### Required task:
Your task is to give the listing below back word for word, pictures excluded.

[Data items]
----------

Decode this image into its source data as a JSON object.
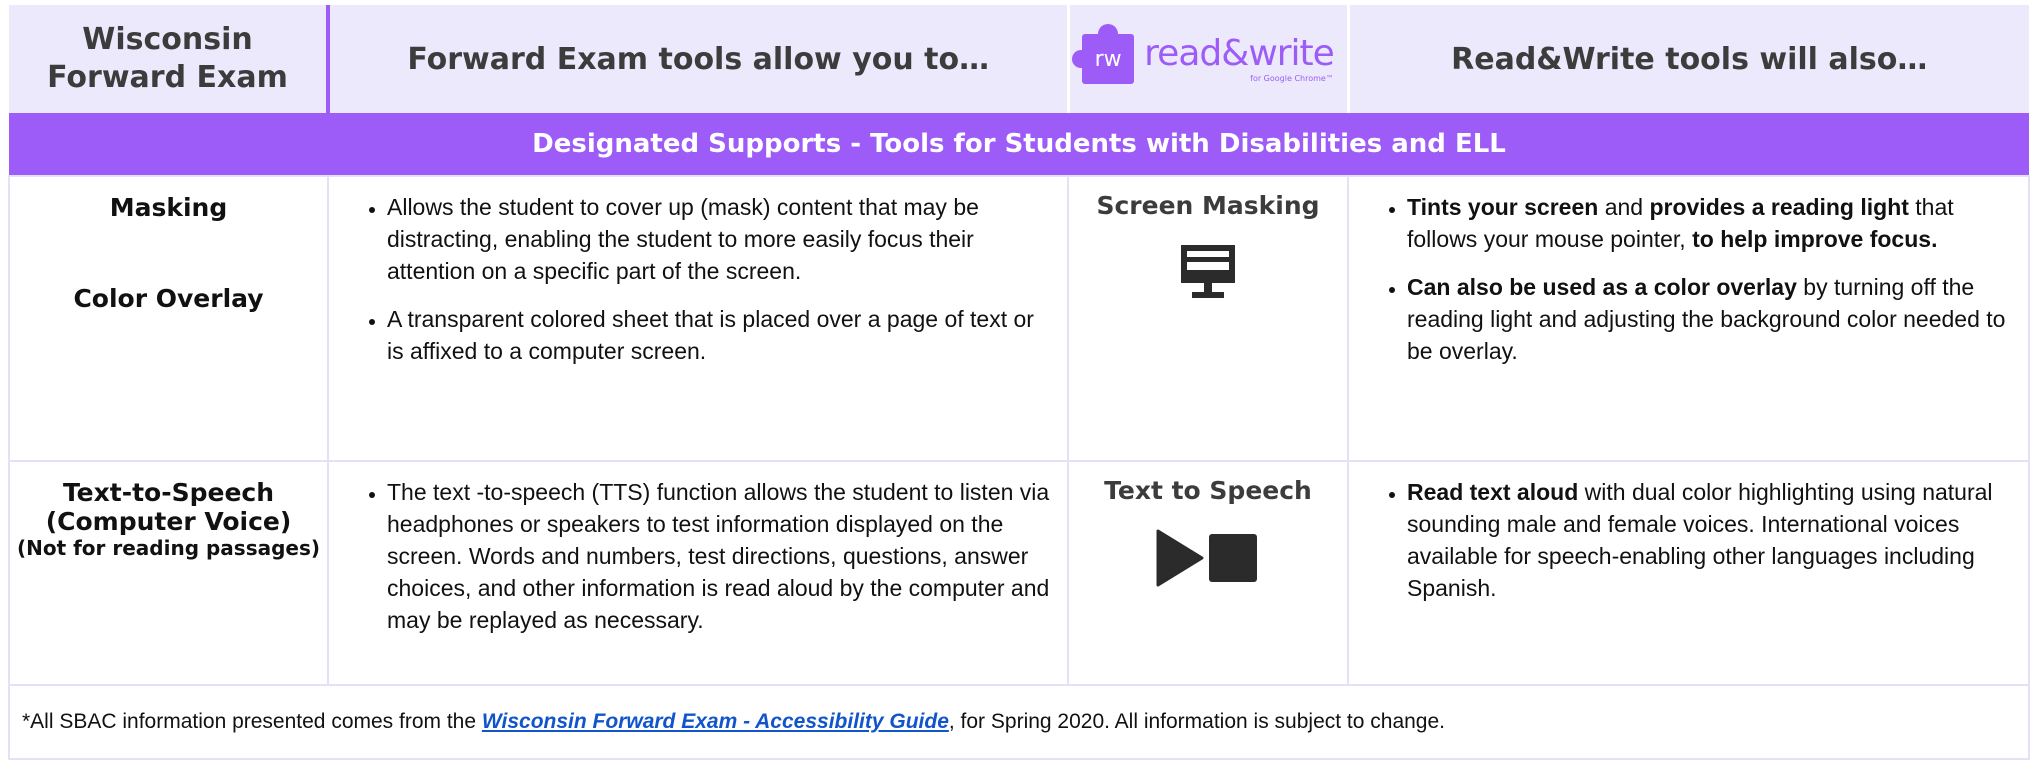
{
  "header": {
    "col1": [
      "Wisconsin",
      "Forward Exam"
    ],
    "col2": "Forward Exam tools allow you to…",
    "logo": {
      "mark": "rw",
      "name": "read&write",
      "sub": "for Google Chrome™"
    },
    "col4": "Read&Write tools will also…"
  },
  "banner": "Designated Supports - Tools for Students with Disabilities and ELL",
  "rows": [
    {
      "left": [
        "Masking",
        "Color Overlay"
      ],
      "forward": [
        "Allows the student to cover up (mask) content that may be distracting, enabling the student to more easily focus their attention on a specific part of  the screen.",
        "A transparent colored sheet that is placed over a page of text or is affixed to a computer screen."
      ],
      "tool": {
        "title": "Screen Masking",
        "icon": "screen-masking-icon"
      },
      "rw": [
        {
          "b1": "Tints your screen",
          "t1": " and ",
          "b2": "provides a reading light",
          "t2": " that follows your mouse pointer, ",
          "b3": "to help improve focus."
        },
        {
          "b1": "Can also be used as a color overlay",
          "t1": " by turning off the reading light and adjusting the background color needed to be overlay."
        }
      ]
    },
    {
      "left": [
        "Text-to-Speech",
        "(Computer  Voice)",
        "(Not for reading passages)"
      ],
      "forward": [
        "The  text -to-speech (TTS) function allows the student to listen via headphones or speakers to test information displayed on the screen.  Words and numbers, test directions, questions, answer choices, and other information is read aloud by the computer and may be replayed as necessary."
      ],
      "tool": {
        "title": "Text to Speech",
        "icon": "play-stop-icon"
      },
      "rw": [
        {
          "b1": "Read text aloud",
          "t1": " with dual color highlighting using natural sounding male and female voices. International voices available for speech-enabling other languages including Spanish."
        }
      ]
    }
  ],
  "footer": {
    "prefix": "*All SBAC information presented comes from the ",
    "link": "Wisconsin Forward Exam -  Accessibility Guide",
    "suffix": ", for Spring 2020.  All information is subject to change."
  },
  "colors": {
    "accent": "#9d5cf7",
    "header_bg": "#ebe9fb",
    "border": "#e3e1f7",
    "link": "#1155cc"
  }
}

----------

### Exercise output:
Decode this image into its source data as a JSON object.
{
  "header": {
    "col1": [
      "Wisconsin",
      "Forward Exam"
    ],
    "col2": "Forward Exam tools allow you to…",
    "logo": {
      "mark": "rw",
      "name": "read&write",
      "sub": "for Google Chrome™"
    },
    "col4": "Read&Write tools will also…"
  },
  "banner": "Designated Supports - Tools for Students with Disabilities and ELL",
  "rows": [
    {
      "left": [
        "Masking",
        "Color Overlay"
      ],
      "forward": [
        "Allows the student to cover up (mask) content that may be distracting, enabling the student to more easily focus their attention on a specific part of  the screen.",
        "A transparent colored sheet that is placed over a page of text or is affixed to a computer screen."
      ],
      "tool": {
        "title": "Screen Masking",
        "icon": "screen-masking-icon"
      },
      "rw": [
        {
          "b1": "Tints your screen",
          "t1": " and ",
          "b2": "provides a reading light",
          "t2": " that follows your mouse pointer, ",
          "b3": "to help improve focus."
        },
        {
          "b1": "Can also be used as a color overlay",
          "t1": " by turning off the reading light and adjusting the background color needed to be overlay."
        }
      ]
    },
    {
      "left": [
        "Text-to-Speech",
        "(Computer  Voice)",
        "(Not for reading passages)"
      ],
      "forward": [
        "The  text -to-speech (TTS) function allows the student to listen via headphones or speakers to test information displayed on the screen.  Words and numbers, test directions, questions, answer choices, and other information is read aloud by the computer and may be replayed as necessary."
      ],
      "tool": {
        "title": "Text to Speech",
        "icon": "play-stop-icon"
      },
      "rw": [
        {
          "b1": "Read text aloud",
          "t1": " with dual color highlighting using natural sounding male and female voices. International voices available for speech-enabling other languages including Spanish."
        }
      ]
    }
  ],
  "footer": {
    "prefix": "*All SBAC information presented comes from the ",
    "link": "Wisconsin Forward Exam -  Accessibility Guide",
    "suffix": ", for Spring 2020.  All information is subject to change."
  },
  "colors": {
    "accent": "#9d5cf7",
    "header_bg": "#ebe9fb",
    "border": "#e3e1f7",
    "link": "#1155cc"
  }
}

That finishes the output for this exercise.